Susan is at the Decker’s front door, holding a bottle of wine, which is her way of apologizing for begging off dinner, since Bruce is at The Playboy Club.  But, whaddya know, Tom’s a member, too!  Why don’t they just take the party to Bruce?!  Susan’s face screams that she wasn’t going to do this again, but her feet can’t in the house fast enough.



Lori is heading off to the play, when Logan just happens to show up in front of her house.  He acts sweet enough, even proffering an Aerosmith LP as an olive branch.  Lori softens a little, and says she’ll accept his ride downtown if he can name one play.  He ponders for a sec and comes up with Hair. Lori begrudgingly accepts. 



Bruce is thrilled and, let’s face it, pretty drunk, when Susan appears at the Playboy Club.  He greets her with a big hug and kiss.  The Deckers come over, and happen to know another couple standing nearby, Sylvia and Brad Davis.  Brad is played by Mark Valley, who used to be on my soap years ago and has since been on many primetime shows (he starred in Keen Eddie), and is always unbelievably hot.  Everyone heads to a cozy booth.



Back at Roger & Janet’s, neighbor guy Paul is bitching about ‘Nam and President Carter, while continuing to stuff his face.  Janet offers more corn, which Paul says gives his wife gas.  Wow.  What a tool.  Roger jumps up to get the pie, overruling Janet.  Rick, who’s already been excused and is hiding out in the kitchen, says Paul’s a douche.  Roger cannot disagree.  He has an idea and offers Rick $5 to help.



Lori & Logan arrive at the theater, and meet Mr. Stevens on the way in.  Everyone looks around.  BJ is home alone, evidently, dutifully taking out the garbage, when he spies Gayle on the phone with Stu, her hubby, who is coming home now.  She spots him and he lamely apologizes.



Dinner Party from hell.  The neighbors and Janet sit in awkward silence until they hear glass shatter in the kitchen and Rick scream.  Janet sprints in to find Rick and Roger over the sink, and what appears to be a deep, bloody gash in Rick’s hand, a dish shattered on the floor. Paul peeks in and says they should go (“Thanks for the eats, Jan!”  “It’s Janet!”) while Janet grabs her first aid kit.  When the coast is clear, Roger reveals the blood is actually ketchup and instead of laughing and thanking him for getting rid of Lord and Lady Douchebag, Janet is PISSED.
++++++++++
◆ Instruction a ◆
Which lines in the records below contain the string "dashed"? List each of them in full.

◆ Input records ◆
++++++++++
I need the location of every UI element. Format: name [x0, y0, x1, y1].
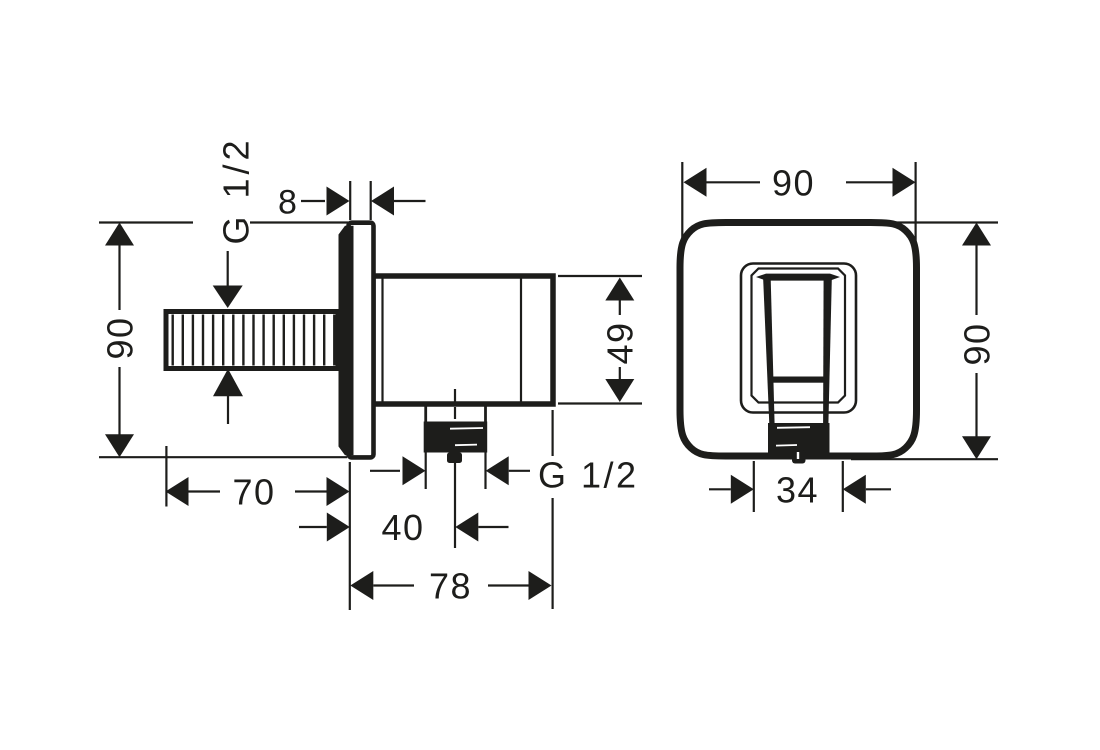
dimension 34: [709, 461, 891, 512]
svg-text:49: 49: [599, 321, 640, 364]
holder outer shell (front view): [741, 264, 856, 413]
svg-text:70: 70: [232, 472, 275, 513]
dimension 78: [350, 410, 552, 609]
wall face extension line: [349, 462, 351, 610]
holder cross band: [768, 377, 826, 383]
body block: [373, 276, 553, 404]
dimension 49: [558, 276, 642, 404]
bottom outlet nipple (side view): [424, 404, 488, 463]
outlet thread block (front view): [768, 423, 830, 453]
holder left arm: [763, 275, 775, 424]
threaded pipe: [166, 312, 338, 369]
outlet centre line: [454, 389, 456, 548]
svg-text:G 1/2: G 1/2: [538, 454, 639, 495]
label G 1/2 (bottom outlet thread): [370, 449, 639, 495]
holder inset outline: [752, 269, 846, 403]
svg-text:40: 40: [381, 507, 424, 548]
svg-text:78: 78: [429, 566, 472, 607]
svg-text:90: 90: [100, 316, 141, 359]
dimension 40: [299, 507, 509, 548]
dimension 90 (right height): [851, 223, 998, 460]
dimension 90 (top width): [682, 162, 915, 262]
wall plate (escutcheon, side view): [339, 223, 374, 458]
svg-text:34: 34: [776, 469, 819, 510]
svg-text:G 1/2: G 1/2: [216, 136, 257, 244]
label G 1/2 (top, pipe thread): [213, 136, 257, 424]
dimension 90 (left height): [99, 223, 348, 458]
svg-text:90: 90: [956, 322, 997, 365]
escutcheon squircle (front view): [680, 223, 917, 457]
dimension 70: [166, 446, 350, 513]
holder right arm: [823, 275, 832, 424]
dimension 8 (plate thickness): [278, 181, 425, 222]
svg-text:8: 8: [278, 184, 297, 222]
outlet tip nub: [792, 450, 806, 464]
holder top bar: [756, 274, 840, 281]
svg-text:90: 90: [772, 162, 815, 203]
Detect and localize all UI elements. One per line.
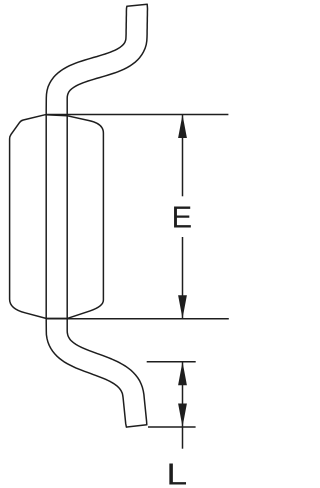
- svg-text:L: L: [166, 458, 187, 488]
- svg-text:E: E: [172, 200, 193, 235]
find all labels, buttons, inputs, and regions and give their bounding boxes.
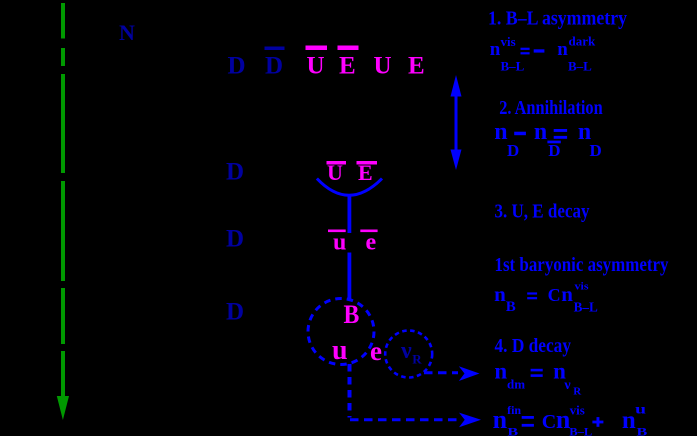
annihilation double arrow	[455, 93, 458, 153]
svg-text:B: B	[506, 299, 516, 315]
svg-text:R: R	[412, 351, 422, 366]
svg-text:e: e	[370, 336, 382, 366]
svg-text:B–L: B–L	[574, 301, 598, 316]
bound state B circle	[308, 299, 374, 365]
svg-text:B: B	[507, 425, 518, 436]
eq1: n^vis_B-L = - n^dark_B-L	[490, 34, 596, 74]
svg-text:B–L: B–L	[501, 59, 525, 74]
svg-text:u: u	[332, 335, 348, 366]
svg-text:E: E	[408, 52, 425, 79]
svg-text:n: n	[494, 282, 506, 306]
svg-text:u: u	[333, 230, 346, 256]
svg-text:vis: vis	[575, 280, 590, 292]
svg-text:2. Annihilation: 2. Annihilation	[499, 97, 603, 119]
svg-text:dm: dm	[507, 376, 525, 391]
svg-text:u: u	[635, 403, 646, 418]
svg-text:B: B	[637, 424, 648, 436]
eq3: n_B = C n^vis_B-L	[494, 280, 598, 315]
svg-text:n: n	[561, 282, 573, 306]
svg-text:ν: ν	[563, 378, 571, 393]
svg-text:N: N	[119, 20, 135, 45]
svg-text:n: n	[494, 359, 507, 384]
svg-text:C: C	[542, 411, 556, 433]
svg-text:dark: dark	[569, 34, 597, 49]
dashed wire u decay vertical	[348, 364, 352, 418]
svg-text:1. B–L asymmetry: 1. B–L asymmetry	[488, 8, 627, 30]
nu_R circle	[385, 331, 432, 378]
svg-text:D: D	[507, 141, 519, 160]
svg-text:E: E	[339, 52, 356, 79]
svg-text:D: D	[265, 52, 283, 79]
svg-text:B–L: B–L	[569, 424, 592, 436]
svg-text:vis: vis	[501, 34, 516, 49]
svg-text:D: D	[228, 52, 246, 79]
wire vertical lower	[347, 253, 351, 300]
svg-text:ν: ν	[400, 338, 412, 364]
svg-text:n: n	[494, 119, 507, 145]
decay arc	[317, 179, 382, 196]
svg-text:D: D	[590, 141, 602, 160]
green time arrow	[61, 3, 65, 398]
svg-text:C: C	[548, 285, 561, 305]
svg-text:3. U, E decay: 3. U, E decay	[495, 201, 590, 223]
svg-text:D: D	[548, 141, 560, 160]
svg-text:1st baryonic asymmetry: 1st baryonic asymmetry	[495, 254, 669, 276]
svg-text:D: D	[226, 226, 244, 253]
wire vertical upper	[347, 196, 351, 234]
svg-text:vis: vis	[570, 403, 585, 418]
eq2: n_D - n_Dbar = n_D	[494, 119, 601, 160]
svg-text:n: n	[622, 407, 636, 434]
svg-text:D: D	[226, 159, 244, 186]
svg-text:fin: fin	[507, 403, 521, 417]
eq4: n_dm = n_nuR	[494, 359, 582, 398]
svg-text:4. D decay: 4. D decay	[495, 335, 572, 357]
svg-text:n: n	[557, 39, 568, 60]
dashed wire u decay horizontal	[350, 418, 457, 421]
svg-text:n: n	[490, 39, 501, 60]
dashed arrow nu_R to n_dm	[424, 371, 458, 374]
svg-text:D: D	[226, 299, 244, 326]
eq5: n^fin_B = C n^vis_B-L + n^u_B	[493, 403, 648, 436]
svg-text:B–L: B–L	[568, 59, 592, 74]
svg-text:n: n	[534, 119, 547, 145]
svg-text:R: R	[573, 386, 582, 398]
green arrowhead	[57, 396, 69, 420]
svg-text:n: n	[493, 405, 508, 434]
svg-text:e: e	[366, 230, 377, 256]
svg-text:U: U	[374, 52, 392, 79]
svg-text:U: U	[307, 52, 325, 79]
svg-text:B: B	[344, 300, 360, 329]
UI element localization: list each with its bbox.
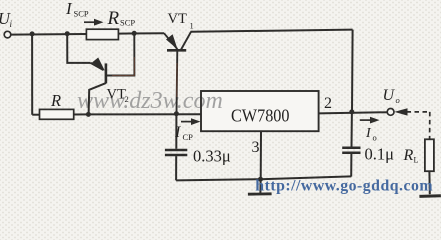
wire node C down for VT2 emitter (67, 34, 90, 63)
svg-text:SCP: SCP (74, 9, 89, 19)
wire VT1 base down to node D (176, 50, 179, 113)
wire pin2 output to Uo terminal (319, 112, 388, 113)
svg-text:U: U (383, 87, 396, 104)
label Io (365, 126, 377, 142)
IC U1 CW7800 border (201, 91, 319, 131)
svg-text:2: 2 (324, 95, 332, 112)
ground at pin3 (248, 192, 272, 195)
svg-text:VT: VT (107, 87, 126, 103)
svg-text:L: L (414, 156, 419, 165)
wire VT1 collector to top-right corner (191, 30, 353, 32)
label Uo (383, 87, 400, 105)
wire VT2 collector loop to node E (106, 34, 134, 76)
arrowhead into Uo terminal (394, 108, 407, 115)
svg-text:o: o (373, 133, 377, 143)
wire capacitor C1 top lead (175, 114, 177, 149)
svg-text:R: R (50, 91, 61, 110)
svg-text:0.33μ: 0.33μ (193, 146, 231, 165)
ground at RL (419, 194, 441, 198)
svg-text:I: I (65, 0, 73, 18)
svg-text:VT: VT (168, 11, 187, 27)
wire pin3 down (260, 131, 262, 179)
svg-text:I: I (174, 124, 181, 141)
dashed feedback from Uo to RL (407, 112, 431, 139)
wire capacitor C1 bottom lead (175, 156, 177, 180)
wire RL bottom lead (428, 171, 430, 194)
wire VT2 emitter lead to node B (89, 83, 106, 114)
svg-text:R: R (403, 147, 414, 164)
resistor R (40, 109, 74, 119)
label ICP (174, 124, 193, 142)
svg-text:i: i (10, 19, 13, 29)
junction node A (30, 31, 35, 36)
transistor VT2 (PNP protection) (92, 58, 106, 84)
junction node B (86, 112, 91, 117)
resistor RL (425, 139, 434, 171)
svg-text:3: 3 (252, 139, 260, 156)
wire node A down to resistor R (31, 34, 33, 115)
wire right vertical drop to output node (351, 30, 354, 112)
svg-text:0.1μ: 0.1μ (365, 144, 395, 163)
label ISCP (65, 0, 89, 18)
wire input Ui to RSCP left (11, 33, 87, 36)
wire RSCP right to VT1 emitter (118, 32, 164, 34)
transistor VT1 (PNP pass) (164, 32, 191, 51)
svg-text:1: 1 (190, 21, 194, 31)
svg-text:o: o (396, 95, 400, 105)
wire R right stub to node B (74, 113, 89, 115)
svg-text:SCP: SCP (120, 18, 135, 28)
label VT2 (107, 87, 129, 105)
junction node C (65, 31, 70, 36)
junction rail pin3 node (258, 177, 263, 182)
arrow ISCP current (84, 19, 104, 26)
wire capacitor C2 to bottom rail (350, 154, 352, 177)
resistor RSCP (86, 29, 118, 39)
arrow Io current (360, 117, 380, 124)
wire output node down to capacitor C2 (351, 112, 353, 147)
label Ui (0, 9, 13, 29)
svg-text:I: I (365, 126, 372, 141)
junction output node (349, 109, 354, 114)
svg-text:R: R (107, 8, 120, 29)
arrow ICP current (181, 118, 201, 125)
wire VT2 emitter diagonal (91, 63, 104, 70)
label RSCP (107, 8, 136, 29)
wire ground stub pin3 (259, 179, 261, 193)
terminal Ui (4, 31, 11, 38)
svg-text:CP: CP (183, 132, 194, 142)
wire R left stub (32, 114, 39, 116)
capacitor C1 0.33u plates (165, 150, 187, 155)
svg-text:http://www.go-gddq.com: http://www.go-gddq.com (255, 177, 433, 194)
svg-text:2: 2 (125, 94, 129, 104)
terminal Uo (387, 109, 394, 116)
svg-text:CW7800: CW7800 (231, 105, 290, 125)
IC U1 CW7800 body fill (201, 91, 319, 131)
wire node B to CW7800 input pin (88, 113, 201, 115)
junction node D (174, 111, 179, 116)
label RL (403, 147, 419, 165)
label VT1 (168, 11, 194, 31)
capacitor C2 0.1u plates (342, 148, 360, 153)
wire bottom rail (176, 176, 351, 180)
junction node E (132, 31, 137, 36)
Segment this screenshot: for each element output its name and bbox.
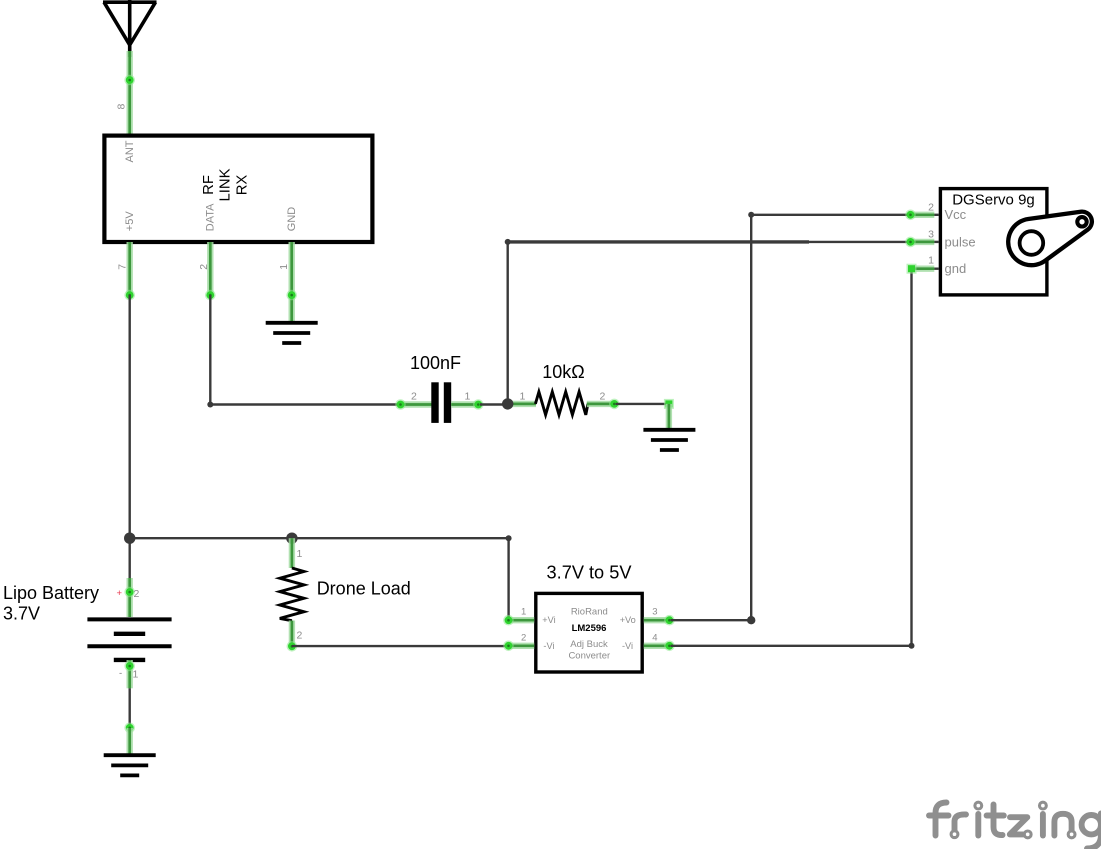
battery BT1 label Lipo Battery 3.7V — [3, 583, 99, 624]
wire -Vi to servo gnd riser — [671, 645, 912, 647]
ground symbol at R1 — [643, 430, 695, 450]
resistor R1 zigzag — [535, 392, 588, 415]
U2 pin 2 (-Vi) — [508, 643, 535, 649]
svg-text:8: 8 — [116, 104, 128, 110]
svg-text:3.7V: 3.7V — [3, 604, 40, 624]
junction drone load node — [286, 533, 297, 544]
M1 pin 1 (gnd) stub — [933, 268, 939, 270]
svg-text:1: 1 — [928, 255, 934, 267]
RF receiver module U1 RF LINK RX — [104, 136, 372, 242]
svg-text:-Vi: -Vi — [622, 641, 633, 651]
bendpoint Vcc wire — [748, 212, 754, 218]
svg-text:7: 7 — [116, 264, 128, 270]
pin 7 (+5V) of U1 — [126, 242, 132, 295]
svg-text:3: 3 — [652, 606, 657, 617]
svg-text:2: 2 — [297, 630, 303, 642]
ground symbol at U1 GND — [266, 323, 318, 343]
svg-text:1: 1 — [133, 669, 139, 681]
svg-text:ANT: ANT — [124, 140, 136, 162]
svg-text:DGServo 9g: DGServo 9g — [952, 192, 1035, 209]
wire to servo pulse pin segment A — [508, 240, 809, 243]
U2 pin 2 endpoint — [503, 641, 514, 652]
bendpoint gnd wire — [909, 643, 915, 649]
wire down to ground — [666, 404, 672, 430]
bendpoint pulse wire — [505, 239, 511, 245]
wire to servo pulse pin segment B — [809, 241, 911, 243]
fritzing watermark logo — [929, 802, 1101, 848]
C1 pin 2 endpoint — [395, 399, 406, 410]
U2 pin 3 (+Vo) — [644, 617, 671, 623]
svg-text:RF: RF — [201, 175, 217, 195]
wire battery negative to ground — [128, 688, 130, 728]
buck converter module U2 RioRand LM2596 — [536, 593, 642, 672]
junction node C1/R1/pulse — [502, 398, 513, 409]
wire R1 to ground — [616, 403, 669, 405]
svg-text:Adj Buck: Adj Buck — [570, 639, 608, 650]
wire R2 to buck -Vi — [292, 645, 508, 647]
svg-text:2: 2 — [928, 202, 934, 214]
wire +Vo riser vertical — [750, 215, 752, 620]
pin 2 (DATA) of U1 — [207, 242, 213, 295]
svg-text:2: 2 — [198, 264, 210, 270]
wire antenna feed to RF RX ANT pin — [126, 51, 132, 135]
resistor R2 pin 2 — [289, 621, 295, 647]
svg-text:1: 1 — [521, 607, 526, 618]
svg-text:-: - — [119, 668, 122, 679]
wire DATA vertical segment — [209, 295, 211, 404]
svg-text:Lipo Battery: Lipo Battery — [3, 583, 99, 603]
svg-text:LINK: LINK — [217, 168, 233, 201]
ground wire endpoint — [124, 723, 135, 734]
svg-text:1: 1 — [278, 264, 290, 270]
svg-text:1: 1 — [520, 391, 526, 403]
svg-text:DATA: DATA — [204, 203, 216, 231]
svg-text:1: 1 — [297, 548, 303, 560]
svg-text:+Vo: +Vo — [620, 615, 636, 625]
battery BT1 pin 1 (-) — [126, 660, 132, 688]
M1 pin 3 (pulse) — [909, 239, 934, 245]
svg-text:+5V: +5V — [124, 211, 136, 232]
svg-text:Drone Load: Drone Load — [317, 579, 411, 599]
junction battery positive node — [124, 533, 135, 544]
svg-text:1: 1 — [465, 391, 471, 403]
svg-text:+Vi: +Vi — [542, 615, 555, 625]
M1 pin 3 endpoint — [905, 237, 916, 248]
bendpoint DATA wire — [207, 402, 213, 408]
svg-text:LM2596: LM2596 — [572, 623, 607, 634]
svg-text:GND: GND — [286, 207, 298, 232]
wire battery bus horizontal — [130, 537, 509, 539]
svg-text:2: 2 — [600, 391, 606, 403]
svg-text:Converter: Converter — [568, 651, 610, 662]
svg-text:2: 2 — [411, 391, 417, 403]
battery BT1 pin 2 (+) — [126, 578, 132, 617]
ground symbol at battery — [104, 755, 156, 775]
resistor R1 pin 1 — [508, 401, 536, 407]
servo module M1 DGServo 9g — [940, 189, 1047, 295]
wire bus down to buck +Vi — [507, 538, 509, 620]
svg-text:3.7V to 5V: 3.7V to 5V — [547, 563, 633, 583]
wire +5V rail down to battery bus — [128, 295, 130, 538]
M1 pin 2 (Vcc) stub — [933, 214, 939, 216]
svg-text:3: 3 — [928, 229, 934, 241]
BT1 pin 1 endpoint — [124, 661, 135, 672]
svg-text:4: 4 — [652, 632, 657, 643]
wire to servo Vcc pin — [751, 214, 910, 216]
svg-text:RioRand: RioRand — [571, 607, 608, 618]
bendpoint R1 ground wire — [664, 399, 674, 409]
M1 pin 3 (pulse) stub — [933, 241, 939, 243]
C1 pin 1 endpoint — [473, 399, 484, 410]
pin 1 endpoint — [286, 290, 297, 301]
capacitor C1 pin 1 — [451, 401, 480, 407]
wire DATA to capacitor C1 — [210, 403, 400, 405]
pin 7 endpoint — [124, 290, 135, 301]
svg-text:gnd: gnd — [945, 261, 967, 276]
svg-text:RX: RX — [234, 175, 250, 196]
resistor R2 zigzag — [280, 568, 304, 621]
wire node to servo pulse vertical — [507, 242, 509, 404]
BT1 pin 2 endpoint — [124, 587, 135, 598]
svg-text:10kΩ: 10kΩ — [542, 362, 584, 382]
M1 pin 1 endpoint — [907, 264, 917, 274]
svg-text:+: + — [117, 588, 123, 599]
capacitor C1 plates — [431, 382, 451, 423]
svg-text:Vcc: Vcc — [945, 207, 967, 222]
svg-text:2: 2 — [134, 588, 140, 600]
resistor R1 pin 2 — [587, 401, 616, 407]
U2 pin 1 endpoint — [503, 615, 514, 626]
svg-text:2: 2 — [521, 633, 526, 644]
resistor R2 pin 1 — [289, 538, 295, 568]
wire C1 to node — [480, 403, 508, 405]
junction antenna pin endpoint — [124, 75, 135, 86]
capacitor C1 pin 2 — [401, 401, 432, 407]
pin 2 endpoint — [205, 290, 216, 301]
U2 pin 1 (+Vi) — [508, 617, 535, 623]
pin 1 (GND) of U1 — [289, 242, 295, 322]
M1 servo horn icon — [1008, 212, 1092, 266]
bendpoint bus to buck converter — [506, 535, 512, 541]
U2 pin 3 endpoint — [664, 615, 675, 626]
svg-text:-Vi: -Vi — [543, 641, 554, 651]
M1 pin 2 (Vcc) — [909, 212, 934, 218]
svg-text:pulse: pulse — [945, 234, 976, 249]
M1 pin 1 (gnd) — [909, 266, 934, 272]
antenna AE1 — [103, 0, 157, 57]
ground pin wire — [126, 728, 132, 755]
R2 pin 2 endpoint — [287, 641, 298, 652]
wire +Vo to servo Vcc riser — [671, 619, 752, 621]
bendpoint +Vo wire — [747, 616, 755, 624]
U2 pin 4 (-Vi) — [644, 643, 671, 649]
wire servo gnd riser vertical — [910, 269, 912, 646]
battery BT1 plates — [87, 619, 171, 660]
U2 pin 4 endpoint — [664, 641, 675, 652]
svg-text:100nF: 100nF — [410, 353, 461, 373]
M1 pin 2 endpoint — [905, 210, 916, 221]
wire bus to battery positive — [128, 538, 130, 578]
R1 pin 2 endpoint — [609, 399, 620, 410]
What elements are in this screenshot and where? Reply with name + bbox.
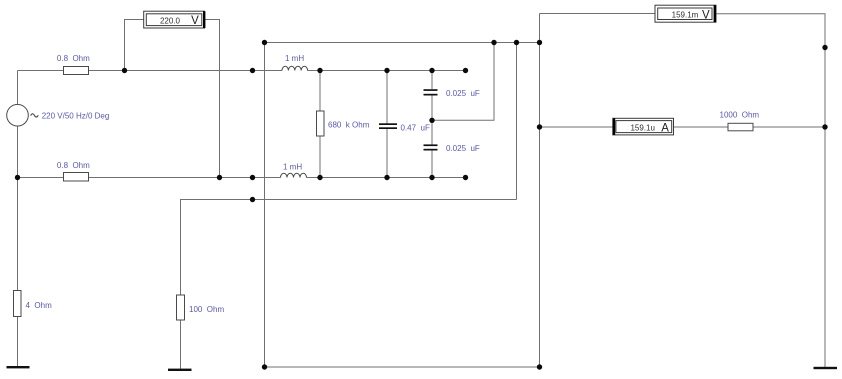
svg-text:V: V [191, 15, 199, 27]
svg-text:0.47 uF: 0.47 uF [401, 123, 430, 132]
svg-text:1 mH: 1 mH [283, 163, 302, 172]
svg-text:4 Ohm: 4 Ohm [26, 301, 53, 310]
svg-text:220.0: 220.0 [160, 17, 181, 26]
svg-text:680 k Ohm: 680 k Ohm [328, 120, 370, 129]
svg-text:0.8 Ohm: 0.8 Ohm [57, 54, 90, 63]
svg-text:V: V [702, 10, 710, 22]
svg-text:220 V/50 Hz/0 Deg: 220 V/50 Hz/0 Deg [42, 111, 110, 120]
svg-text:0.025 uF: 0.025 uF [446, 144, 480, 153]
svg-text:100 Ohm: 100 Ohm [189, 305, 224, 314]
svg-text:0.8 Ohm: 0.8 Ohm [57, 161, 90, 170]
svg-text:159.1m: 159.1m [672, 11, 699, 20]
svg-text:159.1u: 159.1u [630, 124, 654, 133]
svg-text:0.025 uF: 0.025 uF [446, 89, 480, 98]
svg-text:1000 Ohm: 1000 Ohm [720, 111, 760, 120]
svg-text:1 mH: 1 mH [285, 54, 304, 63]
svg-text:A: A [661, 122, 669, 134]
++++++++++
◆ Instruction b ◆
Can you carry on the episode recap above, starting after its last sentence?

◆ Final answer a ◆
dashed wire u decay vertical	[348, 364, 352, 418]
dashed wire u decay horizontal	[350, 418, 457, 421]
dashed arrow nu_R to n_dm	[424, 371, 458, 374]
dashed feedback from Uo to RL (407, 112, 431, 139)

◆ Final answer b ◆
Susan is musing over how humiliating the Bunny costumes are.  In a stunning coincidence, Sylvia is a former bunny who used the money to put herself through law school and organized the girls into a union to boot.  We also find out that her husband is a psychologist who’s written three books on human sexuality.  Susan sheepishly says she’s “just a homemaker”, which Brad says is the most important job in society.  Damn right, Brad.  Next to internet recapper.  Sylvia morphs into Gloria Steinem and says, “Today’s woman can do anything she puts her mind to.”  I smell Susan going to college if we make it to season 2.



Samantha listens to “She’s Gone” by Hall & Oates on her transistor radio as BJ appears with that casserole, which was apparently tuna noodle and not green bean as I thought.  Even after everything this kid’s done for her, she’s so damaged that she’s still rude to him.



At the play, stupid Logan freaking heckles the actors.  He finally just leaves after being shushed by Lori and Mr. Stevens.  More smiling as the two of them are left alone, basically, in the dark theater.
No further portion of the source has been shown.